# Texto de origem:
· · · · · · ·

A
fala de Pujol, acompanhada por manifestações dos comandantes da Marinha e da
Força Aérea, foi um sinal necessário
Três
dias antes do naufrágio eleitoral da jangada de Jair Bolsonaro, o comandante do
Exército, general Edson Pujol, disse que a tropa não se mete na política e que
a política não deve entrar nos quartéis. Essa coincidência só pode ser
atribuída a uma interferência de Frei Orlando, o capelão franciscano do 11º
Regimento de Infantaria que tomou um tiro na Itália em fevereiro de 1945, dias
antes do ataque a Monte Castelo, e tornou-se patrono da assistência religiosa
do Exército. Se Pujol tivesse dito o que disse quatro dias depois da eleição de
domingo, a leitura seria toda outra.
Em
dois anos de governo, Bolsonaro levou as Forças Armadas do paraíso ao
purgatório. Décadas de distanciamento e relativo silêncio foram substituídas
por militâncias desconexas em torno de um presidente errático, nepotista, com
um pé na superstição. Laboratórios do Exército receberam ordem para fabricar
cloroquina. Felizmente, o capitão desistiu da promessa de visitar, nos Estados
Unidos, a empresa de militares aposentados que pesquisava a transmissão de
energia elétrica sem fio. Para quem acredita em lendas da floresta, essa mágica
teria impedido o apagão do Amapá.

· · · · · · ·

# Dados:
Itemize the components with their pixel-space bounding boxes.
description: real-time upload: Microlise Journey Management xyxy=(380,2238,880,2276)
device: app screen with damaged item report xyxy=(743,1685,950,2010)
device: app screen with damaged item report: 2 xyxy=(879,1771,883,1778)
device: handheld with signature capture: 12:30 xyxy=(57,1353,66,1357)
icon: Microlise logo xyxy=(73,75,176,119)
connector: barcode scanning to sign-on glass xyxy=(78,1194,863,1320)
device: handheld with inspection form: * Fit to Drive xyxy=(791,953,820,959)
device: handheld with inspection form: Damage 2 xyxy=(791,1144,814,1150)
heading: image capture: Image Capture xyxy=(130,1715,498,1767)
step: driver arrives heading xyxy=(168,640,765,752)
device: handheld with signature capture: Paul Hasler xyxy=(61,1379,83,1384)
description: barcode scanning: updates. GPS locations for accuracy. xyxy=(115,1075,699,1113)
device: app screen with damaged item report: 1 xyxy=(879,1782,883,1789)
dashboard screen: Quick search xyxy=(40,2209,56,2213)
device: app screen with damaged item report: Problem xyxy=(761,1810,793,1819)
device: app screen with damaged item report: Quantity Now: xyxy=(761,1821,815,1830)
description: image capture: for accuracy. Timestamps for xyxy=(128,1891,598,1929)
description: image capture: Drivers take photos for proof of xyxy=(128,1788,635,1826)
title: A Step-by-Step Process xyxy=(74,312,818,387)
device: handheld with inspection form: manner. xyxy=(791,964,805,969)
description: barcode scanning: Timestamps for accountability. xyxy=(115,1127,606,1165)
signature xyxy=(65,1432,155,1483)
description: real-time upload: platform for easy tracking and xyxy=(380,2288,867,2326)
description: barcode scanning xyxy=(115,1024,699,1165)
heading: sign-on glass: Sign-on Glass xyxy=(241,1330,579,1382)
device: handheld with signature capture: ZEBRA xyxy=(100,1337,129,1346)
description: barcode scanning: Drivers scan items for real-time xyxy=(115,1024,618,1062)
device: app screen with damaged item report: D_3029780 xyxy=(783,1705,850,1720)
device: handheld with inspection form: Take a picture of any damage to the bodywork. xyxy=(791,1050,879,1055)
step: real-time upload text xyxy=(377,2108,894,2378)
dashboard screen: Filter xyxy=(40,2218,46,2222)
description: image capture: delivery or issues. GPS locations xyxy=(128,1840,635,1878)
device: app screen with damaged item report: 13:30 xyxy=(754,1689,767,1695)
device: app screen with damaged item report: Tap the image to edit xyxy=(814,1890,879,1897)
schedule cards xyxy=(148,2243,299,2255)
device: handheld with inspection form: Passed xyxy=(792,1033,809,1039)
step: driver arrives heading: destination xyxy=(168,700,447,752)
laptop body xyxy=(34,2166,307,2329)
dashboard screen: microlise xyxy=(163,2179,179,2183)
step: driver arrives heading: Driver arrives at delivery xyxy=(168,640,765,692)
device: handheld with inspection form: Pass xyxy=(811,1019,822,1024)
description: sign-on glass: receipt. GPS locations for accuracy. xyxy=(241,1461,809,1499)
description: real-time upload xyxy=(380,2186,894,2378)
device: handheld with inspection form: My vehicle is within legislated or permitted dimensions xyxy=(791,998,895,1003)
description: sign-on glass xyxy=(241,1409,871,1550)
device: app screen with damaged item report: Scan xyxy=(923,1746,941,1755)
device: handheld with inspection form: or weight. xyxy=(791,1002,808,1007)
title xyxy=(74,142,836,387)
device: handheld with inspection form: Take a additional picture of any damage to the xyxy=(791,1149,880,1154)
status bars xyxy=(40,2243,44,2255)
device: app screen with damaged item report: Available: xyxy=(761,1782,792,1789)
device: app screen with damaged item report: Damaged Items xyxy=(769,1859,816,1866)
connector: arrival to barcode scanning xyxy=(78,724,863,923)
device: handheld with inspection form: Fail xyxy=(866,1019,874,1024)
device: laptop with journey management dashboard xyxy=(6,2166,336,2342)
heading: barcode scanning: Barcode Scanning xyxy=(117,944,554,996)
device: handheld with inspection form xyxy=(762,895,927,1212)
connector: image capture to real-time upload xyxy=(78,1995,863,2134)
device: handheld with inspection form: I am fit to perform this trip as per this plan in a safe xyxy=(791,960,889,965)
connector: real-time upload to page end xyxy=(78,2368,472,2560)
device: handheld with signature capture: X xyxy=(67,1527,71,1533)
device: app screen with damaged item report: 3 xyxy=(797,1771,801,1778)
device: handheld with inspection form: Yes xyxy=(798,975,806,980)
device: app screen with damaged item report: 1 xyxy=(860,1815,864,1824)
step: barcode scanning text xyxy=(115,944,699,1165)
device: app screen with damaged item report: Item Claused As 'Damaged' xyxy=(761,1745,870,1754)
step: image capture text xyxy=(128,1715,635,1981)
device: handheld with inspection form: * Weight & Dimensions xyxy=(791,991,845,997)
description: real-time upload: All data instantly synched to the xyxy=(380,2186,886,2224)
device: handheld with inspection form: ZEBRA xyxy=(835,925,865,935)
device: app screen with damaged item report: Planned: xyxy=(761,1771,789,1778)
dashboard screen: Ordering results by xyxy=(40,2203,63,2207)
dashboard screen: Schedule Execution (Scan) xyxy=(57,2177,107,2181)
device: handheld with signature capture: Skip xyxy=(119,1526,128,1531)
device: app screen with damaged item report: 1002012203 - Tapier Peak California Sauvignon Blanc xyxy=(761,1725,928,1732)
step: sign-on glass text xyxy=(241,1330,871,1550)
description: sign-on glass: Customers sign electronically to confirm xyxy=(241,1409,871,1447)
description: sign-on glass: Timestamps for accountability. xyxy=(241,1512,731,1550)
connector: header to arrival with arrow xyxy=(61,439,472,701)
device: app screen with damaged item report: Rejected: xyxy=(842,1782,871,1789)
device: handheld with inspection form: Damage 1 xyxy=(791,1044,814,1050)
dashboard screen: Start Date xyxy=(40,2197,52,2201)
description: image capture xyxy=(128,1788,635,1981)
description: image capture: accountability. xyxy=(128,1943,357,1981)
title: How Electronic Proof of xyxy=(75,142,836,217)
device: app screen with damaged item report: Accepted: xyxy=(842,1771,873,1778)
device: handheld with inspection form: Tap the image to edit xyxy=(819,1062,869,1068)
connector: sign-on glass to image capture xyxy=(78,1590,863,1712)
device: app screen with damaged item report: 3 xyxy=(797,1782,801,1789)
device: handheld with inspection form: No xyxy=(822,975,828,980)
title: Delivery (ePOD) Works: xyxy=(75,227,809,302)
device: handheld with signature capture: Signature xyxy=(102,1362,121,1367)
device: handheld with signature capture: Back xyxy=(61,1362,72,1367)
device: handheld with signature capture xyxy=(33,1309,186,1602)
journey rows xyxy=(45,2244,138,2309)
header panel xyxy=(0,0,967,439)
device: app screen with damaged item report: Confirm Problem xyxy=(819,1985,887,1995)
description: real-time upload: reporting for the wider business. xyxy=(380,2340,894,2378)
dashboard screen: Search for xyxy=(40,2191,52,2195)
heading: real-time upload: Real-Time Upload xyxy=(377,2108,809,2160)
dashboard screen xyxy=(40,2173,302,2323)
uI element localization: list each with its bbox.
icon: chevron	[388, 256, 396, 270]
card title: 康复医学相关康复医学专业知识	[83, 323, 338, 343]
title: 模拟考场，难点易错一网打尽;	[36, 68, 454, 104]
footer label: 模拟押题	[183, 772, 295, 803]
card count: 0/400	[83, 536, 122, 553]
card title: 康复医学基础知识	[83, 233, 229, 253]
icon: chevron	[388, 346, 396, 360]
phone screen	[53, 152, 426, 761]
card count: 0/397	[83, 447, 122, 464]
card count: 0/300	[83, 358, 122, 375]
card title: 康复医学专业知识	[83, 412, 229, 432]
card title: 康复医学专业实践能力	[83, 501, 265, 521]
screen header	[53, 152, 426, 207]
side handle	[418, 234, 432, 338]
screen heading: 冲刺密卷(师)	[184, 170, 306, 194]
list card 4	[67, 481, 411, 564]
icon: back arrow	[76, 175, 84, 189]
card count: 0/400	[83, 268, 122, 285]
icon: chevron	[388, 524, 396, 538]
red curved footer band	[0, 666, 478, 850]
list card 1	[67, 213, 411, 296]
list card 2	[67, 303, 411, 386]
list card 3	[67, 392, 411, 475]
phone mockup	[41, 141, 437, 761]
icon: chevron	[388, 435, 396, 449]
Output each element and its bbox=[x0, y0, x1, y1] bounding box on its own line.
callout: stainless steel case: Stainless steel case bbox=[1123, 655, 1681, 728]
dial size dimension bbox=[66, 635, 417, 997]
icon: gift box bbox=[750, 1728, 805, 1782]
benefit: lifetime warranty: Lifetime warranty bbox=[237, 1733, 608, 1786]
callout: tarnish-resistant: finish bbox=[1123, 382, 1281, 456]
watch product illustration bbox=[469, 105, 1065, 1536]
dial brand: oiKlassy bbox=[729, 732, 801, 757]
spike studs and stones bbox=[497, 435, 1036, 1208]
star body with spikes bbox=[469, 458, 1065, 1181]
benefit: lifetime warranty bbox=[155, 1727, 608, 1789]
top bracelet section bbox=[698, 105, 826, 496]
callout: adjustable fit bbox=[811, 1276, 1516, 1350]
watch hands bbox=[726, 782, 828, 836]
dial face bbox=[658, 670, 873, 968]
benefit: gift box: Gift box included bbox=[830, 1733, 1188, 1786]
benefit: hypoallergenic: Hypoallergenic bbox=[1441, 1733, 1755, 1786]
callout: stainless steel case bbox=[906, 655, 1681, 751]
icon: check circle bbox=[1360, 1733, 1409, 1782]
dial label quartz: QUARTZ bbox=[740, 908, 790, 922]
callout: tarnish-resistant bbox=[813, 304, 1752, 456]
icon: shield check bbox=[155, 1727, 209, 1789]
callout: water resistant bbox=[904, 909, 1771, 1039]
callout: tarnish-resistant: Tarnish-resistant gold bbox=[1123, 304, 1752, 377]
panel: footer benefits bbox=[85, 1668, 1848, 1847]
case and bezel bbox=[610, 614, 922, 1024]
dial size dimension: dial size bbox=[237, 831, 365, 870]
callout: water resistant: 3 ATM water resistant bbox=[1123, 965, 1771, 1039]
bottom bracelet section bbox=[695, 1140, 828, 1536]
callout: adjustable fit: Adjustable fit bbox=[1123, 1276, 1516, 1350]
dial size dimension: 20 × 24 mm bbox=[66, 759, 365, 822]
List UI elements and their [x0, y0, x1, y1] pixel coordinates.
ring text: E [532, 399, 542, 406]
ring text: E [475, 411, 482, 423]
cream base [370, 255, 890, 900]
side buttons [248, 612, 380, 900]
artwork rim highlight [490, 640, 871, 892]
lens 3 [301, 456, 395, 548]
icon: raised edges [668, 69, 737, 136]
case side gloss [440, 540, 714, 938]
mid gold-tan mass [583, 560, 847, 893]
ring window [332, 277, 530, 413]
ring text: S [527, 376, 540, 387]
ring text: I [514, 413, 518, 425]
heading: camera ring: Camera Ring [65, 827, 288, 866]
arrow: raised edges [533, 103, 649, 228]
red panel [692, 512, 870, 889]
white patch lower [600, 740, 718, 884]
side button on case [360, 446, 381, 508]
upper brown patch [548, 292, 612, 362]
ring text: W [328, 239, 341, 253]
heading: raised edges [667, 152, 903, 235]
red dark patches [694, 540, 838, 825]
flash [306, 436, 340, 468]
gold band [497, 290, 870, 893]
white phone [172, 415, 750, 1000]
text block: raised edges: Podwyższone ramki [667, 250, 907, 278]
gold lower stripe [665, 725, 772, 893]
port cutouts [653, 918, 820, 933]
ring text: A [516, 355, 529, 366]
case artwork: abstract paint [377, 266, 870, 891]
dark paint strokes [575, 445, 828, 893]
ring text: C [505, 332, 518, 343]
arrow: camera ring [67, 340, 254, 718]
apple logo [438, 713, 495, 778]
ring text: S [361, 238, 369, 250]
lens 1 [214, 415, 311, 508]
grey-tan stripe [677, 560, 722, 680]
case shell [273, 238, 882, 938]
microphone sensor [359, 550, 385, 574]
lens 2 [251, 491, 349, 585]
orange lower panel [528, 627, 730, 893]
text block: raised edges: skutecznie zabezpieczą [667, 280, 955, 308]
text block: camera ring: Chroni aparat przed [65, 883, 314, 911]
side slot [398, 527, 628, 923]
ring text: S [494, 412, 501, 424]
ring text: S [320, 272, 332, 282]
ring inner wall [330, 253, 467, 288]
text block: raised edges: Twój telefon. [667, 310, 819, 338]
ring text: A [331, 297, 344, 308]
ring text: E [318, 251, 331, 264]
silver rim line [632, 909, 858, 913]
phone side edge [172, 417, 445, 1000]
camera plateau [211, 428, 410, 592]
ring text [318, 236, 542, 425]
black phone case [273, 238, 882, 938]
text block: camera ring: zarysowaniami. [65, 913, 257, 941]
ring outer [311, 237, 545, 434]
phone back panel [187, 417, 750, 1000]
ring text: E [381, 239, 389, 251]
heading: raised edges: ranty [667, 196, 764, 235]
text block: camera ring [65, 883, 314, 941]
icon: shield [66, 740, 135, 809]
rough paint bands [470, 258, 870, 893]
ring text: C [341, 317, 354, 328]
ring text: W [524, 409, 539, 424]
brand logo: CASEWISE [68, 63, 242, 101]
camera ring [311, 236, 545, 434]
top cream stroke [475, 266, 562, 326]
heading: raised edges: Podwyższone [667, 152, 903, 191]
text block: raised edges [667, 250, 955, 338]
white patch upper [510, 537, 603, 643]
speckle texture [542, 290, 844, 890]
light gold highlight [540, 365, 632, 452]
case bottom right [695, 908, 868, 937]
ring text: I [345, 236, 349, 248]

· · · · · · ·

# Desafios:
1) As afirmações a seguir concordam com o texto de origem? Responda sim ou não a cada uma e cite literalmente as palavras que decidem. (a) Pujol fez sua declaração três dias antes da eleição. (b) Bolsonaro visitou, nos Estados Unidos, a empresa que pesquisava a transmissão de energia elétrica sem fio. (c) Laboratórios da Marinha receberam ordem para fabricar cloroquina.
2) Quais lugares geográficos o texto de origem menciona pelo nome?
Não é preciso consultar a listagem.

# Respostas:
1)
(a) Sim: "Três dias antes do naufrágio eleitoral da jangada de Jair Bolsonaro, o comandante do Exército, general Edson Pujol, disse".
(b) Não: "o capitão desistiu da promessa de visitar".
(c) Não: "Laboratórios do Exército receberam ordem para fabricar cloroquina".

2) Itália, Monte Castelo, Estados Unidos e Amapá.